Written instruction: Word for word, restate every line of the listing that follows.

Data in this exercise:
•••••

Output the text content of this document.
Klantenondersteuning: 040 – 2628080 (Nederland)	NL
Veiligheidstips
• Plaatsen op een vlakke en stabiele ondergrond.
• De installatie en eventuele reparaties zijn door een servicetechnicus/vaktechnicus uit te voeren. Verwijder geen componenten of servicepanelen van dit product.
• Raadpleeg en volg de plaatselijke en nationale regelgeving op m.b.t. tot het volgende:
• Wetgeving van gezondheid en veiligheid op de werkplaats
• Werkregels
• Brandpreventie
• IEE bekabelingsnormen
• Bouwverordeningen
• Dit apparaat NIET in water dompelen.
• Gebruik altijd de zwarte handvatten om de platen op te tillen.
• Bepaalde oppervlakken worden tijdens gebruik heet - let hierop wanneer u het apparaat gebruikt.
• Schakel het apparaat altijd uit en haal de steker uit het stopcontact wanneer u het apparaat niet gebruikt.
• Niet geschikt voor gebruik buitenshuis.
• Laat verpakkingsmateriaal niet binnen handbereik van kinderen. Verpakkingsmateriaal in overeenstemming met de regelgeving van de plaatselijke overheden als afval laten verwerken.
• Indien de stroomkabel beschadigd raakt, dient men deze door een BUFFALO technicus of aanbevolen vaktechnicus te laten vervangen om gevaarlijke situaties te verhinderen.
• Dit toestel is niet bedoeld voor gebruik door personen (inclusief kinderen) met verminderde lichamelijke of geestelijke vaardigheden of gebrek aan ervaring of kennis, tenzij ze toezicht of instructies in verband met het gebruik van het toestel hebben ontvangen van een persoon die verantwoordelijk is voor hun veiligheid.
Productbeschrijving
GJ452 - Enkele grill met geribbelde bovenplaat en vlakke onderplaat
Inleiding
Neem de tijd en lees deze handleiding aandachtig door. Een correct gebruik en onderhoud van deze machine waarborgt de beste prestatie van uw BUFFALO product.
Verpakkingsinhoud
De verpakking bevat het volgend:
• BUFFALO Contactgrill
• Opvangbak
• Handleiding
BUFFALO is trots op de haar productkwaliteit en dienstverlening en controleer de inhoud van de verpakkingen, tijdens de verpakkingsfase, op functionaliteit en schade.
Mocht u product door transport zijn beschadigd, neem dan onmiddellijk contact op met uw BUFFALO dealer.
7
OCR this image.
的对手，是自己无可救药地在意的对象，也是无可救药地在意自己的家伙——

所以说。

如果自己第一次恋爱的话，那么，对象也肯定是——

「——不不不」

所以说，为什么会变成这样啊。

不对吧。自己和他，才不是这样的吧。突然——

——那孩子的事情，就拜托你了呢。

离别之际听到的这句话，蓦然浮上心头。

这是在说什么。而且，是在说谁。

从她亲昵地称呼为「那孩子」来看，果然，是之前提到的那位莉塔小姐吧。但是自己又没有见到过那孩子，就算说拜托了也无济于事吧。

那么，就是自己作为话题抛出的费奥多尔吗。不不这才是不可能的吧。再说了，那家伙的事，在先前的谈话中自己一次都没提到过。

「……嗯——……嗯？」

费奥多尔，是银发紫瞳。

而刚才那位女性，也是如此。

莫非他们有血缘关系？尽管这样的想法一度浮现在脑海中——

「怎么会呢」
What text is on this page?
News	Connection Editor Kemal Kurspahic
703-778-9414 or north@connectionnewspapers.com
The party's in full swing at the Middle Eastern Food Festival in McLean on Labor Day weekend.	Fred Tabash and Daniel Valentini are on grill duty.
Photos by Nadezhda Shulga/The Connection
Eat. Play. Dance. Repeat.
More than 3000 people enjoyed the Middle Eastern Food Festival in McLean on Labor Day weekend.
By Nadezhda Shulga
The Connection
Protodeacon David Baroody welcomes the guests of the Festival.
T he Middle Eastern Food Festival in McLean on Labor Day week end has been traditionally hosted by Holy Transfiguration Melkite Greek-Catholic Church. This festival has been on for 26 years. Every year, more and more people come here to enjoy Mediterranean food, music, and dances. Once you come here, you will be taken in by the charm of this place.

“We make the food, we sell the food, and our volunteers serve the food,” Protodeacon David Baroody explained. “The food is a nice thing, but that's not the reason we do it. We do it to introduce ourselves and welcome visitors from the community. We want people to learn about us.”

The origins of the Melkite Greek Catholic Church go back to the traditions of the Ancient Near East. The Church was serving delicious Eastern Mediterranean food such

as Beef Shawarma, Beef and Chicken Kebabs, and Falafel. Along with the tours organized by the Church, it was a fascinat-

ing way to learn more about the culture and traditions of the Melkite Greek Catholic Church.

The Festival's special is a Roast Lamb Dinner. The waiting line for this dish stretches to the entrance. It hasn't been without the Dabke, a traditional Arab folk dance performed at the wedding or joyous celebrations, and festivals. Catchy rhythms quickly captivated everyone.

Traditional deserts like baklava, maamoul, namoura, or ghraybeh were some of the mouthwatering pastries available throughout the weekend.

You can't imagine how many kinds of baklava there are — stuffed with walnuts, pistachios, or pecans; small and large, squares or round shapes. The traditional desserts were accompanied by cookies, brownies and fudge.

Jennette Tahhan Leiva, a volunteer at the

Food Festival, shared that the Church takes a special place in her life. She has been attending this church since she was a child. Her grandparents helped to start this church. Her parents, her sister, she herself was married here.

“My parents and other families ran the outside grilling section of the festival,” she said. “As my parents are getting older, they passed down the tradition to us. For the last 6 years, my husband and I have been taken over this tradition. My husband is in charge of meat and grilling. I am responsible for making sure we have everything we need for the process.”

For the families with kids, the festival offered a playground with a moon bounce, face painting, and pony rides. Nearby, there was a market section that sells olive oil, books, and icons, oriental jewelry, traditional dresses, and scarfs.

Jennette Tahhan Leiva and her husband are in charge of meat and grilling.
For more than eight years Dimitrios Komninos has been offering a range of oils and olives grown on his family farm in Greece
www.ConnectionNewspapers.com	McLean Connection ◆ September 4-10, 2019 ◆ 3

•••••

Final answer:
Output the text content of this document.
Klantenondersteuning: 040 – 2628080 (Nederland)	NL
Veiligheidstips
• Plaatsen op een vlakke en stabiele ondergrond.
• De installatie en eventuele reparaties zijn door een servicetechnicus/vaktechnicus uit te voeren. Verwijder geen componenten of servicepanelen van dit product.
• Raadpleeg en volg de plaatselijke en nationale regelgeving op m.b.t. tot het volgende:
• Wetgeving van gezondheid en veiligheid op de werkplaats
• Werkregels
• Brandpreventie
• IEE bekabelingsnormen
• Bouwverordeningen
• Dit apparaat NIET in water dompelen.
• Gebruik altijd de zwarte handvatten om de platen op te tillen.
• Bepaalde oppervlakken worden tijdens gebruik heet - let hierop wanneer u het apparaat gebruikt.
• Schakel het apparaat altijd uit en haal de steker uit het stopcontact wanneer u het apparaat niet gebruikt.
• Niet geschikt voor gebruik buitenshuis.
• Laat verpakkingsmateriaal niet binnen handbereik van kinderen. Verpakkingsmateriaal in overeenstemming met de regelgeving van de plaatselijke overheden als afval laten verwerken.
• Indien de stroomkabel beschadigd raakt, dient men deze door een BUFFALO technicus of aanbevolen vaktechnicus te laten vervangen om gevaarlijke situaties te verhinderen.
• Dit toestel is niet bedoeld voor gebruik door personen (inclusief kinderen) met verminderde lichamelijke of geestelijke vaardigheden of gebrek aan ervaring of kennis, tenzij ze toezicht of instructies in verband met het gebruik van het toestel hebben ontvangen van een persoon die verantwoordelijk is voor hun veiligheid.
Productbeschrijving
GJ452 - Enkele grill met geribbelde bovenplaat en vlakke onderplaat
Inleiding
Neem de tijd en lees deze handleiding aandachtig door. Een correct gebruik en onderhoud van deze machine waarborgt de beste prestatie van uw BUFFALO product.
Verpakkingsinhoud
De verpakking bevat het volgend:
• BUFFALO Contactgrill
• Opvangbak
• Handleiding
BUFFALO is trots op de haar productkwaliteit en dienstverlening en controleer de inhoud van de verpakkingen, tijdens de verpakkingsfase, op functionaliteit en schade.
Mocht u product door transport zijn beschadigd, neem dan onmiddellijk contact op met uw BUFFALO dealer.
7
OCR this image.
的对手，是自己无可救药地在意的对象，也是无可救药地在意自己的家伙——

所以说。

如果自己第一次恋爱的话，那么，对象也肯定是——

「——不不不」

所以说，为什么会变成这样啊。

不对吧。自己和他，才不是这样的吧。突然——

——那孩子的事情，就拜托你了呢。

离别之际听到的这句话，蓦然浮上心头。

这是在说什么。而且，是在说谁。

从她亲昵地称呼为「那孩子」来看，果然，是之前提到的那位莉塔小姐吧。但是自己又没有见到过那孩子，就算说拜托了也无济于事吧。

那么，就是自己作为话题抛出的费奥多尔吗。不不这才是不可能的吧。再说了，那家伙的事，在先前的谈话中自己一次都没提到过。

「……嗯——……嗯？」

费奥多尔，是银发紫瞳。

而刚才那位女性，也是如此。

莫非他们有血缘关系？尽管这样的想法一度浮现在脑海中——

「怎么会呢」
What text is on this page?
News	Connection Editor Kemal Kurspahic
703-778-9414 or north@connectionnewspapers.com
The party's in full swing at the Middle Eastern Food Festival in McLean on Labor Day weekend.	Fred Tabash and Daniel Valentini are on grill duty.
Photos by Nadezhda Shulga/The Connection
Eat. Play. Dance. Repeat.
More than 3000 people enjoyed the Middle Eastern Food Festival in McLean on Labor Day weekend.
By Nadezhda Shulga
The Connection
Protodeacon David Baroody welcomes the guests of the Festival.
T he Middle Eastern Food Festival in McLean on Labor Day week end has been traditionally hosted by Holy Transfiguration Melkite Greek-Catholic Church. This festival has been on for 26 years. Every year, more and more people come here to enjoy Mediterranean food, music, and dances. Once you come here, you will be taken in by the charm of this place.

“We make the food, we sell the food, and our volunteers serve the food,” Protodeacon David Baroody explained. “The food is a nice thing, but that's not the reason we do it. We do it to introduce ourselves and welcome visitors from the community. We want people to learn about us.”

The origins of the Melkite Greek Catholic Church go back to the traditions of the Ancient Near East. The Church was serving delicious Eastern Mediterranean food such

as Beef Shawarma, Beef and Chicken Kebabs, and Falafel. Along with the tours organized by the Church, it was a fascinat-

ing way to learn more about the culture and traditions of the Melkite Greek Catholic Church.

The Festival's special is a Roast Lamb Dinner. The waiting line for this dish stretches to the entrance. It hasn't been without the Dabke, a traditional Arab folk dance performed at the wedding or joyous celebrations, and festivals. Catchy rhythms quickly captivated everyone.

Traditional deserts like baklava, maamoul, namoura, or ghraybeh were some of the mouthwatering pastries available throughout the weekend.

You can't imagine how many kinds of baklava there are — stuffed with walnuts, pistachios, or pecans; small and large, squares or round shapes. The traditional desserts were accompanied by cookies, brownies and fudge.

Jennette Tahhan Leiva, a volunteer at the

Food Festival, shared that the Church takes a special place in her life. She has been attending this church since she was a child. Her grandparents helped to start this church. Her parents, her sister, she herself was married here.

“My parents and other families ran the outside grilling section of the festival,” she said. “As my parents are getting older, they passed down the tradition to us. For the last 6 years, my husband and I have been taken over this tradition. My husband is in charge of meat and grilling. I am responsible for making sure we have everything we need for the process.”

For the families with kids, the festival offered a playground with a moon bounce, face painting, and pony rides. Nearby, there was a market section that sells olive oil, books, and icons, oriental jewelry, traditional dresses, and scarfs.

Jennette Tahhan Leiva and her husband are in charge of meat and grilling.
For more than eight years Dimitrios Komninos has been offering a range of oils and olives grown on his family farm in Greece
www.ConnectionNewspapers.com	McLean Connection ◆ September 4-10, 2019 ◆ 3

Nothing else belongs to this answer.